Information given
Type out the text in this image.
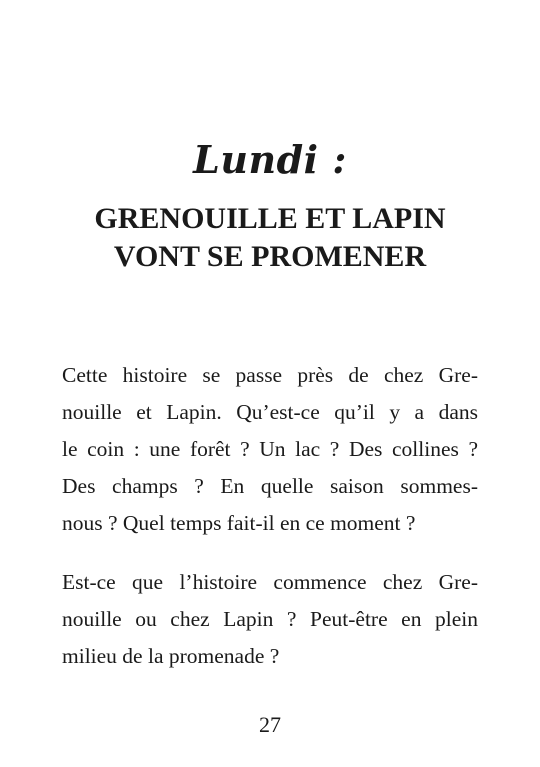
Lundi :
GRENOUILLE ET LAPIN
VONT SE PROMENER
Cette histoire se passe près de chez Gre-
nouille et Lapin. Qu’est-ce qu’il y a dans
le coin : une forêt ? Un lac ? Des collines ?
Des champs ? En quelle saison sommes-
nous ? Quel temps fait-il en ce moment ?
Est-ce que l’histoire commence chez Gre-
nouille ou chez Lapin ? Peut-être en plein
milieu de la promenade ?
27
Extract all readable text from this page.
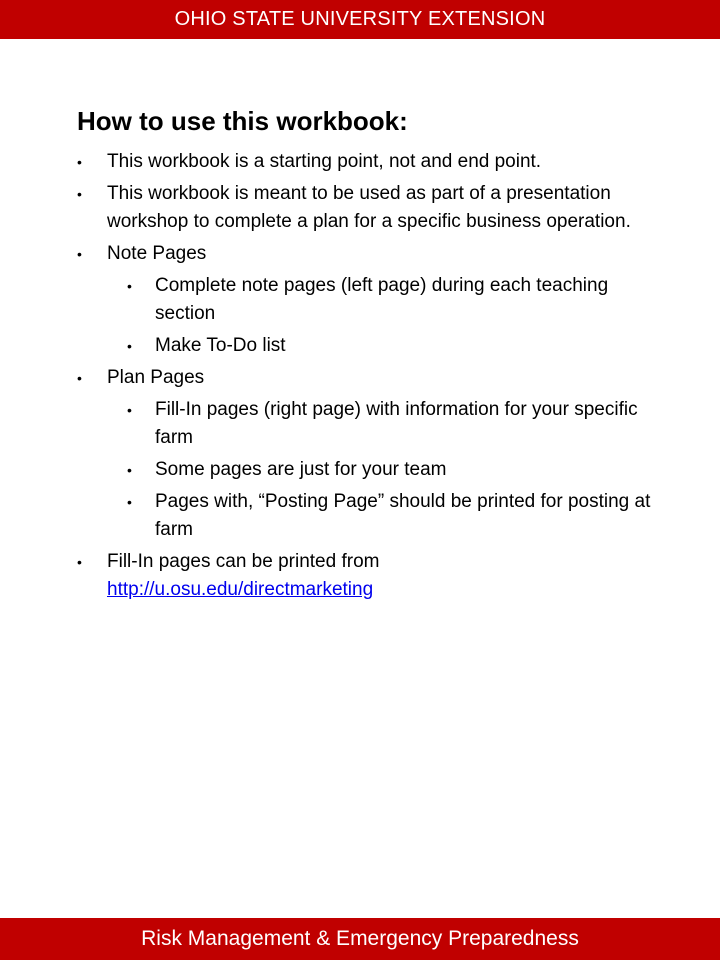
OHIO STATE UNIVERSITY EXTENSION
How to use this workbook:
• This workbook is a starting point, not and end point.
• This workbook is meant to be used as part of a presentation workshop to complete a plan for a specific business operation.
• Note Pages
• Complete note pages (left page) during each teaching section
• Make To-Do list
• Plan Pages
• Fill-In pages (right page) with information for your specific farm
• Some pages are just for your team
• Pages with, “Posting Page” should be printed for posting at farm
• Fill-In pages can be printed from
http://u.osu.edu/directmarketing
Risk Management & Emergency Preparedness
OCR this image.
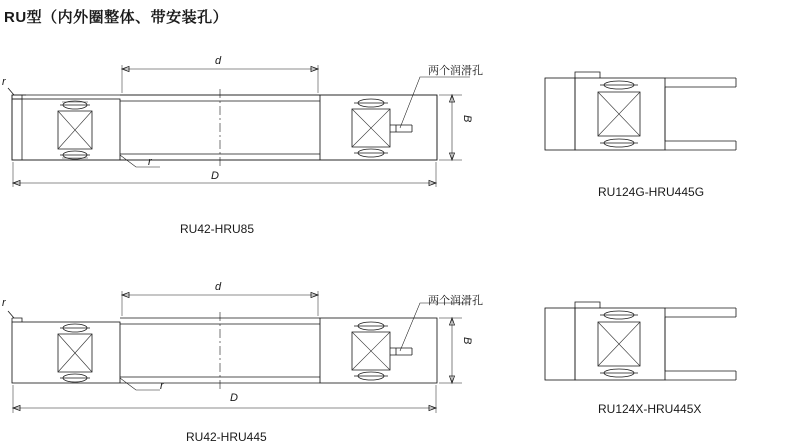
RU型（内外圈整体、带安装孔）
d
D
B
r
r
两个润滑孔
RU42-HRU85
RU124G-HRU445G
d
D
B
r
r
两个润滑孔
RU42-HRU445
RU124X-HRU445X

==

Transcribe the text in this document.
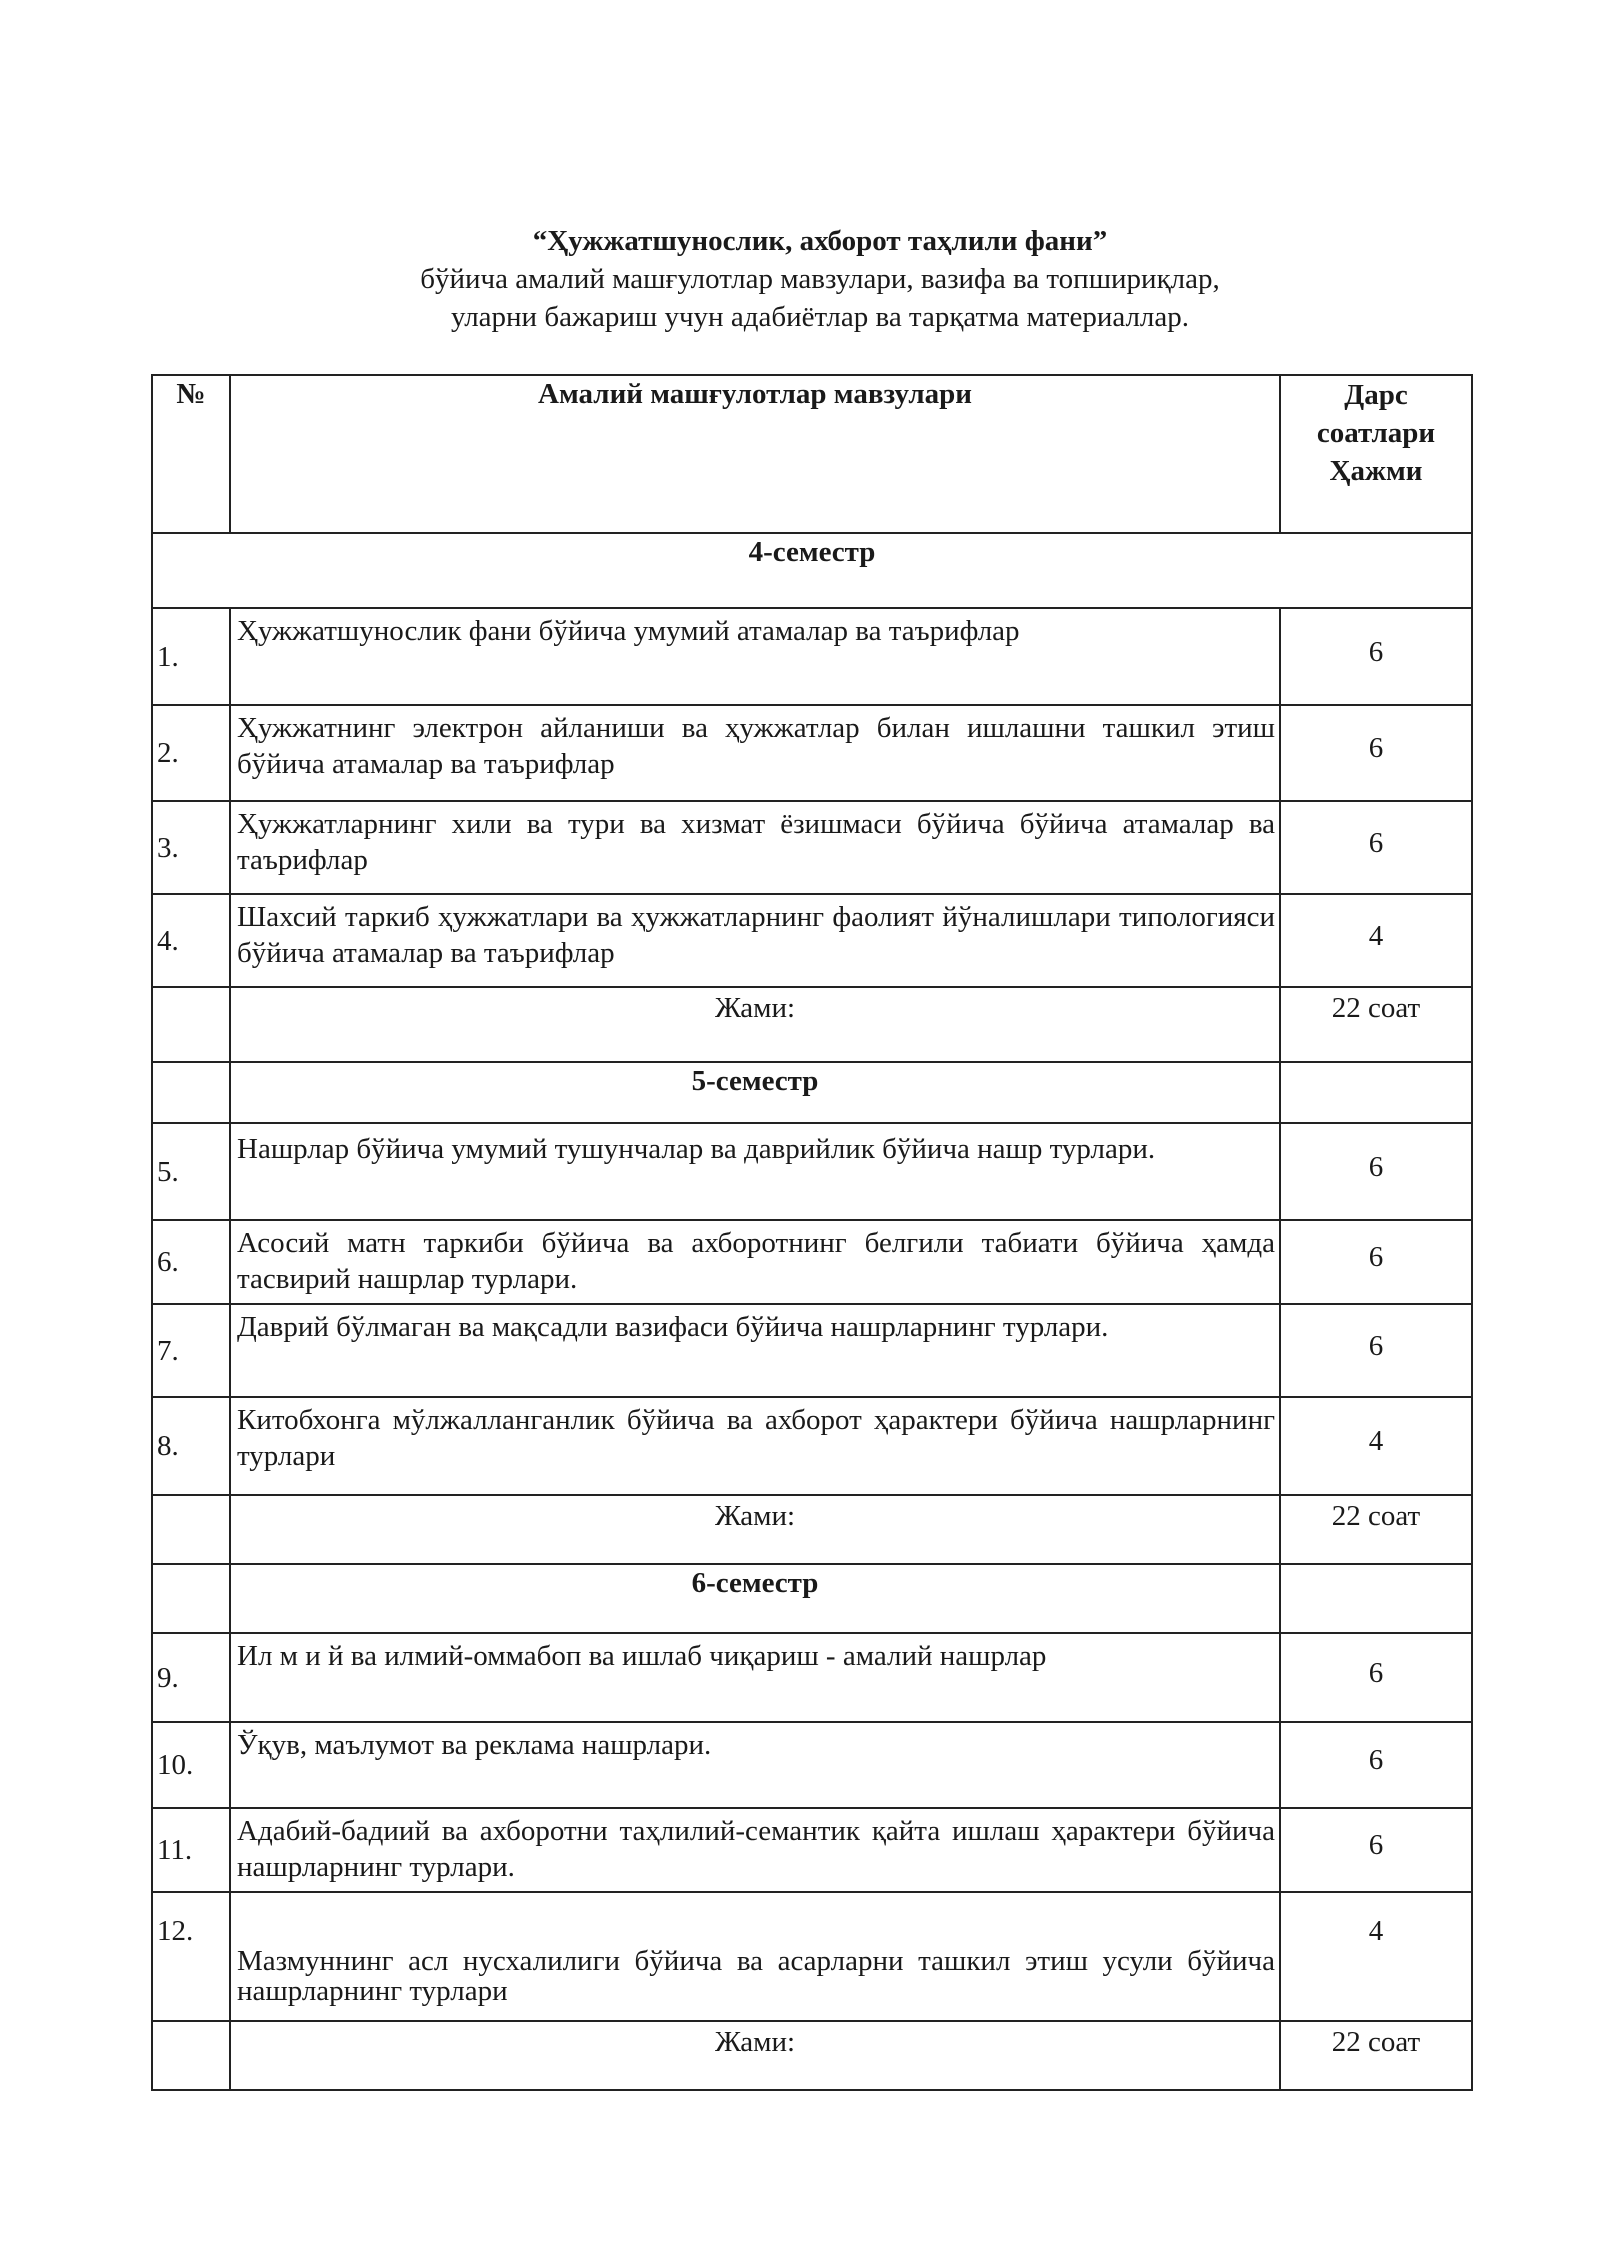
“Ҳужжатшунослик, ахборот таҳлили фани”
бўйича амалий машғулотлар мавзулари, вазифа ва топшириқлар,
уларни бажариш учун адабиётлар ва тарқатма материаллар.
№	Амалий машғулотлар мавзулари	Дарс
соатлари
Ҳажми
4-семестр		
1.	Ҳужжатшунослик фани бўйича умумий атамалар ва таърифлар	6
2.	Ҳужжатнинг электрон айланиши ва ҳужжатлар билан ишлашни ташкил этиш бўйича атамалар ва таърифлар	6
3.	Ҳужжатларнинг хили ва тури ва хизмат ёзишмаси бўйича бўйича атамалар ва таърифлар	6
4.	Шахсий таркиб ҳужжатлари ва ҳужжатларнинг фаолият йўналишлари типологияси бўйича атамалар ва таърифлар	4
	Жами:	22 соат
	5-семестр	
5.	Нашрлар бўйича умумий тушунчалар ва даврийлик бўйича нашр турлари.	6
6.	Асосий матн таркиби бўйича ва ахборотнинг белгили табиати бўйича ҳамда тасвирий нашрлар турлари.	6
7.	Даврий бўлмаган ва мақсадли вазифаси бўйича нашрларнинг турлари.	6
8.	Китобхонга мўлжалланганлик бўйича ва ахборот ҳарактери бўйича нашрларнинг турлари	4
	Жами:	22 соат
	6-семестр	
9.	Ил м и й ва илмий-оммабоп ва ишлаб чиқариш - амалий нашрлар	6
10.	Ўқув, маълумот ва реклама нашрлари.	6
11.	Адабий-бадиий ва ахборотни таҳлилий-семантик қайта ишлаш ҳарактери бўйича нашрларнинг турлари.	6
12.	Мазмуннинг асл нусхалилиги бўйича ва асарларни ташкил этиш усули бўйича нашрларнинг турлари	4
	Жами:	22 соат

Short problem
Note how many lines of the material contain the string "Ҳужжатшунослик". Then report that number by itself.

Final answer
2